[START Extracted information]
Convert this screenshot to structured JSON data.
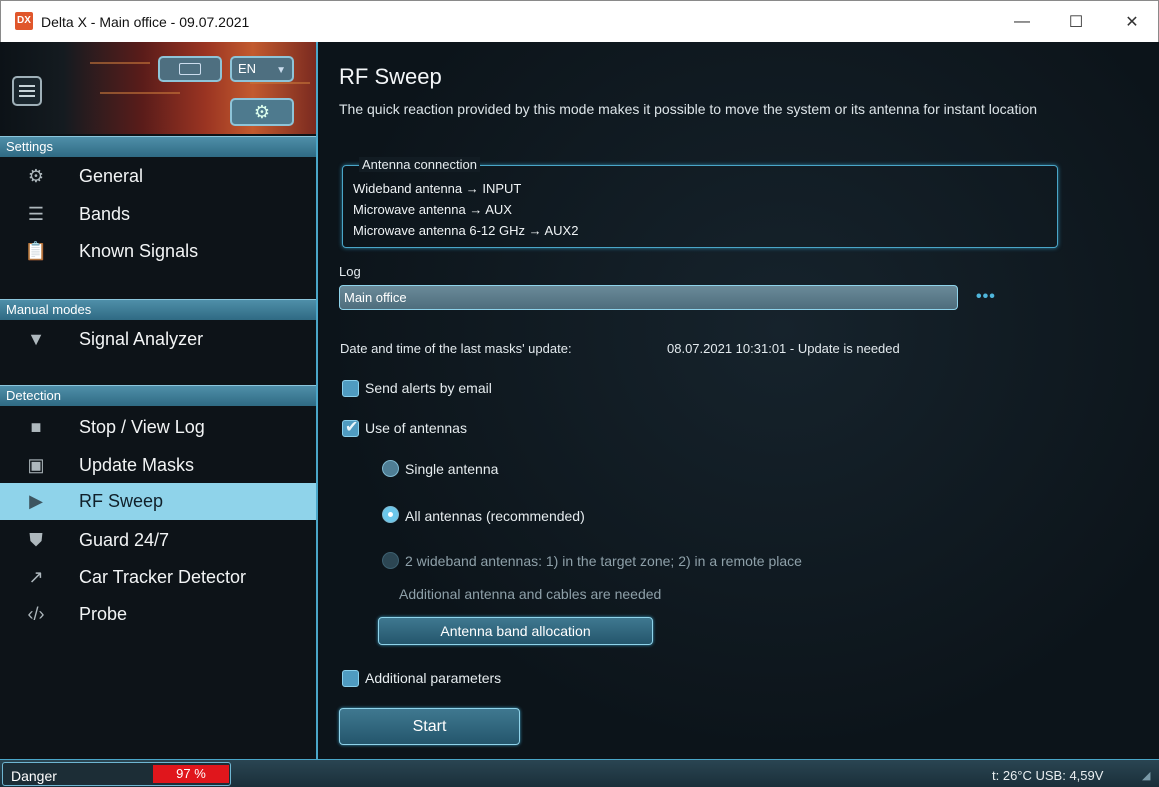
{
  "window": {
    "app_icon": "DX",
    "title": "Delta X - Main office - 09.07.2021",
    "minimize": "—",
    "maximize": "☐",
    "close": "✕"
  },
  "sidebar": {
    "lang": "EN",
    "sections": [
      {
        "title": "Settings",
        "items": [
          {
            "label": "General",
            "icon": "gear-icon"
          },
          {
            "label": "Bands",
            "icon": "list-icon"
          },
          {
            "label": "Known Signals",
            "icon": "clipboard-icon"
          }
        ]
      },
      {
        "title": "Manual modes",
        "items": [
          {
            "label": "Signal Analyzer",
            "icon": "signal-icon"
          }
        ]
      },
      {
        "title": "Detection",
        "items": [
          {
            "label": "Stop / View Log",
            "icon": "stop-icon"
          },
          {
            "label": "Update Masks",
            "icon": "image-icon"
          },
          {
            "label": "RF Sweep",
            "icon": "play-icon",
            "active": true
          },
          {
            "label": "Guard 24/7",
            "icon": "shield-icon"
          },
          {
            "label": "Car Tracker Detector",
            "icon": "trend-icon"
          },
          {
            "label": "Probe",
            "icon": "code-icon"
          }
        ]
      }
    ]
  },
  "main": {
    "title": "RF Sweep",
    "description": "The quick reaction provided by this mode makes it possible to move the system or its antenna for instant location",
    "antenna_group": {
      "legend": "Antenna connection",
      "lines": [
        "Wideband antenna → INPUT",
        "Microwave antenna → AUX",
        "Microwave antenna 6-12 GHz → AUX2"
      ]
    },
    "log": {
      "label": "Log",
      "value": "Main office",
      "more": "•••"
    },
    "masks_update": {
      "label": "Date and time of the last masks' update:",
      "value": "08.07.2021 10:31:01 - Update is needed"
    },
    "send_alerts": {
      "label": "Send alerts by email",
      "checked": false
    },
    "use_antennas": {
      "label": "Use of antennas",
      "checked": true
    },
    "antenna_options": [
      {
        "label": "Single antenna",
        "selected": false,
        "enabled": true
      },
      {
        "label": "All antennas (recommended)",
        "selected": true,
        "enabled": true
      },
      {
        "label": "2 wideband antennas: 1) in the target zone; 2) in a remote place",
        "selected": false,
        "enabled": false
      }
    ],
    "antenna_note": "Additional antenna and cables are needed",
    "band_button": "Antenna band allocation",
    "additional_params": {
      "label": "Additional parameters",
      "checked": false
    },
    "start_button": "Start"
  },
  "status": {
    "danger_label": "Danger",
    "danger_value": "97 %",
    "right_text": "t: 26°C  USB: 4,59V"
  },
  "colors": {
    "accent": "#4aa6c8",
    "active_item": "#8fd3ea",
    "danger": "#e0161c"
  }
}
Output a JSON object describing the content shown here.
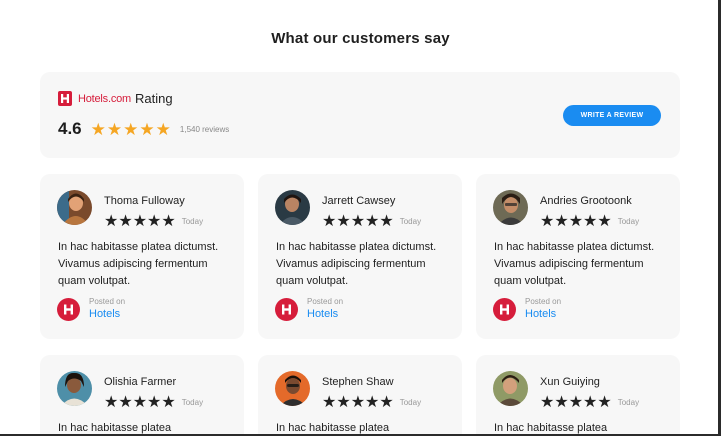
{
  "section": {
    "title": "What our customers say"
  },
  "summary": {
    "brand_name": "Hotels.com",
    "brand_label": "Rating",
    "average": "4.6",
    "stars": "★★★★★",
    "review_count": "1,540 reviews",
    "write_button": "WRITE A REVIEW"
  },
  "reviews": [
    {
      "name": "Thoma Fulloway",
      "stars": "★★★★★",
      "rating": 5,
      "date": "Today",
      "text": "In hac habitasse platea dictumst. Vivamus adipiscing fermentum quam volutpat.",
      "posted_label": "Posted on",
      "posted_site": "Hotels"
    },
    {
      "name": "Jarrett Cawsey",
      "stars": "★★★★★",
      "rating": 5,
      "date": "Today",
      "text": "In hac habitasse platea dictumst. Vivamus adipiscing fermentum quam volutpat.",
      "posted_label": "Posted on",
      "posted_site": "Hotels"
    },
    {
      "name": "Andries Grootoonk",
      "stars": "★★★★★",
      "rating": 5,
      "date": "Today",
      "text": "In hac habitasse platea dictumst. Vivamus adipiscing fermentum quam volutpat.",
      "posted_label": "Posted on",
      "posted_site": "Hotels"
    },
    {
      "name": "Olishia Farmer",
      "stars": "★★★★★",
      "rating": 5,
      "date": "Today",
      "text": "In hac habitasse platea",
      "posted_label": "",
      "posted_site": ""
    },
    {
      "name": "Stephen Shaw",
      "stars": "★★★★★",
      "rating": 5,
      "date": "Today",
      "text": "In hac habitasse platea",
      "posted_label": "",
      "posted_site": ""
    },
    {
      "name": "Xun Guiying",
      "stars": "★★★★★",
      "rating": 5,
      "date": "Today",
      "text": "In hac habitasse platea",
      "posted_label": "",
      "posted_site": ""
    }
  ],
  "colors": {
    "accent": "#1a8cf1",
    "brand": "#d61d3b",
    "star": "#f5a623",
    "card_bg": "#f7f7f7"
  },
  "icons": {
    "brand": "hotels-logo-icon",
    "source": "hotels-badge-icon",
    "star": "star-icon"
  }
}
[END Extracted information]
Without the pictures, repeat the listing above exactly.

Convert this screenshot to structured JSON data.
{
  "window": {
    "app_icon": "DX",
    "title": "Delta X - Main office - 09.07.2021",
    "minimize": "—",
    "maximize": "☐",
    "close": "✕"
  },
  "sidebar": {
    "lang": "EN",
    "sections": [
      {
        "title": "Settings",
        "items": [
          {
            "label": "General",
            "icon": "gear-icon"
          },
          {
            "label": "Bands",
            "icon": "list-icon"
          },
          {
            "label": "Known Signals",
            "icon": "clipboard-icon"
          }
        ]
      },
      {
        "title": "Manual modes",
        "items": [
          {
            "label": "Signal Analyzer",
            "icon": "signal-icon"
          }
        ]
      },
      {
        "title": "Detection",
        "items": [
          {
            "label": "Stop / View Log",
            "icon": "stop-icon"
          },
          {
            "label": "Update Masks",
            "icon": "image-icon"
          },
          {
            "label": "RF Sweep",
            "icon": "play-icon",
            "active": true
          },
          {
            "label": "Guard 24/7",
            "icon": "shield-icon"
          },
          {
            "label": "Car Tracker Detector",
            "icon": "trend-icon"
          },
          {
            "label": "Probe",
            "icon": "code-icon"
          }
        ]
      }
    ]
  },
  "main": {
    "title": "RF Sweep",
    "description": "The quick reaction provided by this mode makes it possible to move the system or its antenna for instant location",
    "antenna_group": {
      "legend": "Antenna connection",
      "lines": [
        "Wideband antenna → INPUT",
        "Microwave antenna → AUX",
        "Microwave antenna 6-12 GHz → AUX2"
      ]
    },
    "log": {
      "label": "Log",
      "value": "Main office",
      "more": "•••"
    },
    "masks_update": {
      "label": "Date and time of the last masks' update:",
      "value": "08.07.2021 10:31:01 - Update is needed"
    },
    "send_alerts": {
      "label": "Send alerts by email",
      "checked": false
    },
    "use_antennas": {
      "label": "Use of antennas",
      "checked": true
    },
    "antenna_options": [
      {
        "label": "Single antenna",
        "selected": false,
        "enabled": true
      },
      {
        "label": "All antennas (recommended)",
        "selected": true,
        "enabled": true
      },
      {
        "label": "2 wideband antennas: 1) in the target zone; 2) in a remote place",
        "selected": false,
        "enabled": false
      }
    ],
    "antenna_note": "Additional antenna and cables are needed",
    "band_button": "Antenna band allocation",
    "additional_params": {
      "label": "Additional parameters",
      "checked": false
    },
    "start_button": "Start"
  },
  "status": {
    "danger_label": "Danger",
    "danger_value": "97 %",
    "right_text": "t: 26°C  USB: 4,59V"
  },
  "colors": {
    "accent": "#4aa6c8",
    "active_item": "#8fd3ea",
    "danger": "#e0161c"
  }
}
Output a JSON object describing the content shown here.
{
  "section": {
    "title": "What our customers say"
  },
  "summary": {
    "brand_name": "Hotels.com",
    "brand_label": "Rating",
    "average": "4.6",
    "stars": "★★★★★",
    "review_count": "1,540 reviews",
    "write_button": "WRITE A REVIEW"
  },
  "reviews": [
    {
      "name": "Thoma Fulloway",
      "stars": "★★★★★",
      "rating": 5,
      "date": "Today",
      "text": "In hac habitasse platea dictumst. Vivamus adipiscing fermentum quam volutpat.",
      "posted_label": "Posted on",
      "posted_site": "Hotels"
    },
    {
      "name": "Jarrett Cawsey",
      "stars": "★★★★★",
      "rating": 5,
      "date": "Today",
      "text": "In hac habitasse platea dictumst. Vivamus adipiscing fermentum quam volutpat.",
      "posted_label": "Posted on",
      "posted_site": "Hotels"
    },
    {
      "name": "Andries Grootoonk",
      "stars": "★★★★★",
      "rating": 5,
      "date": "Today",
      "text": "In hac habitasse platea dictumst. Vivamus adipiscing fermentum quam volutpat.",
      "posted_label": "Posted on",
      "posted_site": "Hotels"
    },
    {
      "name": "Olishia Farmer",
      "stars": "★★★★★",
      "rating": 5,
      "date": "Today",
      "text": "In hac habitasse platea",
      "posted_label": "",
      "posted_site": ""
    },
    {
      "name": "Stephen Shaw",
      "stars": "★★★★★",
      "rating": 5,
      "date": "Today",
      "text": "In hac habitasse platea",
      "posted_label": "",
      "posted_site": ""
    },
    {
      "name": "Xun Guiying",
      "stars": "★★★★★",
      "rating": 5,
      "date": "Today",
      "text": "In hac habitasse platea",
      "posted_label": "",
      "posted_site": ""
    }
  ],
  "colors": {
    "accent": "#1a8cf1",
    "brand": "#d61d3b",
    "star": "#f5a623",
    "card_bg": "#f7f7f7"
  },
  "icons": {
    "brand": "hotels-logo-icon",
    "source": "hotels-badge-icon",
    "star": "star-icon"
  }
}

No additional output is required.